WHAT YOU ARE ASKED TO DO: Repeat all of the material exactly as given.

(Records from a data collection)
>> start
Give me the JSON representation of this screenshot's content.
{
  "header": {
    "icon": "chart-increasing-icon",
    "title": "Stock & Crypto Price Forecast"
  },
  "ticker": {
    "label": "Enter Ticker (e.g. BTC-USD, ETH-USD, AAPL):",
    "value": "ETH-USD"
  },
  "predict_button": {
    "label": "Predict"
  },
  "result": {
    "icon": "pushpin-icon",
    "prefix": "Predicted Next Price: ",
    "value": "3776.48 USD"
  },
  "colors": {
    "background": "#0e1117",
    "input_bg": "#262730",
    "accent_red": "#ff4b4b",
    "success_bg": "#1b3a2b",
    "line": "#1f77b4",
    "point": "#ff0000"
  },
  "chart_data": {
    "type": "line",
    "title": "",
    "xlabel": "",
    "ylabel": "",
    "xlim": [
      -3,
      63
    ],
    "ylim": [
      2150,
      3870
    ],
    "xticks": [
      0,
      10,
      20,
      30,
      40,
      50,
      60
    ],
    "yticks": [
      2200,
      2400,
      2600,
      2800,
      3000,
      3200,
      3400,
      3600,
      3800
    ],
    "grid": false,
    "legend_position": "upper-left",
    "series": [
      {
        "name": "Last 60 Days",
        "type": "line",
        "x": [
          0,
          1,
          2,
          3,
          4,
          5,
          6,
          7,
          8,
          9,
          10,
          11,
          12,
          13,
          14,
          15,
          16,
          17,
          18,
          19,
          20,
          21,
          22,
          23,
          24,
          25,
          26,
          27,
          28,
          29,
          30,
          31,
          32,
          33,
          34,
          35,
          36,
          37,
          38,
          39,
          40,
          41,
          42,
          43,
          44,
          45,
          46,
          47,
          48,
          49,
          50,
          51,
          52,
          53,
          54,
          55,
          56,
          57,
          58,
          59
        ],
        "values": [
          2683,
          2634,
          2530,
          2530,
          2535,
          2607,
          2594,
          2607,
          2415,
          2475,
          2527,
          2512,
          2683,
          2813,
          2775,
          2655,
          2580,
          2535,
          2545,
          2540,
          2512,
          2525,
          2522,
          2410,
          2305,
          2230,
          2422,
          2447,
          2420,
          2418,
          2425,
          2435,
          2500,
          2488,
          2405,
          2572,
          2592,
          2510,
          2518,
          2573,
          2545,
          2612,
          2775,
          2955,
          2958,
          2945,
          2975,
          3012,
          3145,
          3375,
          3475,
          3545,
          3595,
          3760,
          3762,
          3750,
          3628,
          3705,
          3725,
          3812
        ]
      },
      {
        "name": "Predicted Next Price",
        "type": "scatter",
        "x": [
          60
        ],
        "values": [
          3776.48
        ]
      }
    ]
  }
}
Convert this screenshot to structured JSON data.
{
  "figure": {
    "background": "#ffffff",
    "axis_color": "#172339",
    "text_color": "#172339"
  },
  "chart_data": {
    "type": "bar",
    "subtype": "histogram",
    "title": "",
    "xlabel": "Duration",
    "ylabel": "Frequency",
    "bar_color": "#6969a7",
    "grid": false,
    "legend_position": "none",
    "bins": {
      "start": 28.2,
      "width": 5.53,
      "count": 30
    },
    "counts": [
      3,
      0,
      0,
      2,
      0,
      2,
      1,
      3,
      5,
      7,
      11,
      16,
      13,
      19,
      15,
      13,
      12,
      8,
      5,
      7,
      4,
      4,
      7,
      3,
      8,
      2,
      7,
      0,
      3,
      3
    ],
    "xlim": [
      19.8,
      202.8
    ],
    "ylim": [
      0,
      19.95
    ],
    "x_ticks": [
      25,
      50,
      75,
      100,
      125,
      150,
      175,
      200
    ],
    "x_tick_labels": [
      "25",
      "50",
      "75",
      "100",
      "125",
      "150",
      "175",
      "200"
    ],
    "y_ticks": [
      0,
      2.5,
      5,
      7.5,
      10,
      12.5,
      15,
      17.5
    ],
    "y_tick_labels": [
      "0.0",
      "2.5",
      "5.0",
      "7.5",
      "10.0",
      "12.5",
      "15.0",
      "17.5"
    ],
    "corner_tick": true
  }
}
>> end
RESPONSE FOR THIS EXERCISE:
Give me the JSON representation of this screenshot's content.
{
  "header": {
    "icon": "chart-increasing-icon",
    "title": "Stock & Crypto Price Forecast"
  },
  "ticker": {
    "label": "Enter Ticker (e.g. BTC-USD, ETH-USD, AAPL):",
    "value": "ETH-USD"
  },
  "predict_button": {
    "label": "Predict"
  },
  "result": {
    "icon": "pushpin-icon",
    "prefix": "Predicted Next Price: ",
    "value": "3776.48 USD"
  },
  "colors": {
    "background": "#0e1117",
    "input_bg": "#262730",
    "accent_red": "#ff4b4b",
    "success_bg": "#1b3a2b",
    "line": "#1f77b4",
    "point": "#ff0000"
  },
  "chart_data": {
    "type": "line",
    "title": "",
    "xlabel": "",
    "ylabel": "",
    "xlim": [
      -3,
      63
    ],
    "ylim": [
      2150,
      3870
    ],
    "xticks": [
      0,
      10,
      20,
      30,
      40,
      50,
      60
    ],
    "yticks": [
      2200,
      2400,
      2600,
      2800,
      3000,
      3200,
      3400,
      3600,
      3800
    ],
    "grid": false,
    "legend_position": "upper-left",
    "series": [
      {
        "name": "Last 60 Days",
        "type": "line",
        "x": [
          0,
          1,
          2,
          3,
          4,
          5,
          6,
          7,
          8,
          9,
          10,
          11,
          12,
          13,
          14,
          15,
          16,
          17,
          18,
          19,
          20,
          21,
          22,
          23,
          24,
          25,
          26,
          27,
          28,
          29,
          30,
          31,
          32,
          33,
          34,
          35,
          36,
          37,
          38,
          39,
          40,
          41,
          42,
          43,
          44,
          45,
          46,
          47,
          48,
          49,
          50,
          51,
          52,
          53,
          54,
          55,
          56,
          57,
          58,
          59
        ],
        "values": [
          2683,
          2634,
          2530,
          2530,
          2535,
          2607,
          2594,
          2607,
          2415,
          2475,
          2527,
          2512,
          2683,
          2813,
          2775,
          2655,
          2580,
          2535,
          2545,
          2540,
          2512,
          2525,
          2522,
          2410,
          2305,
          2230,
          2422,
          2447,
          2420,
          2418,
          2425,
          2435,
          2500,
          2488,
          2405,
          2572,
          2592,
          2510,
          2518,
          2573,
          2545,
          2612,
          2775,
          2955,
          2958,
          2945,
          2975,
          3012,
          3145,
          3375,
          3475,
          3545,
          3595,
          3760,
          3762,
          3750,
          3628,
          3705,
          3725,
          3812
        ]
      },
      {
        "name": "Predicted Next Price",
        "type": "scatter",
        "x": [
          60
        ],
        "values": [
          3776.48
        ]
      }
    ]
  }
}
Convert this screenshot to structured JSON data.
{
  "figure": {
    "background": "#ffffff",
    "axis_color": "#172339",
    "text_color": "#172339"
  },
  "chart_data": {
    "type": "bar",
    "subtype": "histogram",
    "title": "",
    "xlabel": "Duration",
    "ylabel": "Frequency",
    "bar_color": "#6969a7",
    "grid": false,
    "legend_position": "none",
    "bins": {
      "start": 28.2,
      "width": 5.53,
      "count": 30
    },
    "counts": [
      3,
      0,
      0,
      2,
      0,
      2,
      1,
      3,
      5,
      7,
      11,
      16,
      13,
      19,
      15,
      13,
      12,
      8,
      5,
      7,
      4,
      4,
      7,
      3,
      8,
      2,
      7,
      0,
      3,
      3
    ],
    "xlim": [
      19.8,
      202.8
    ],
    "ylim": [
      0,
      19.95
    ],
    "x_ticks": [
      25,
      50,
      75,
      100,
      125,
      150,
      175,
      200
    ],
    "x_tick_labels": [
      "25",
      "50",
      "75",
      "100",
      "125",
      "150",
      "175",
      "200"
    ],
    "y_ticks": [
      0,
      2.5,
      5,
      7.5,
      10,
      12.5,
      15,
      17.5
    ],
    "y_tick_labels": [
      "0.0",
      "2.5",
      "5.0",
      "7.5",
      "10.0",
      "12.5",
      "15.0",
      "17.5"
    ],
    "corner_tick": true
  }
}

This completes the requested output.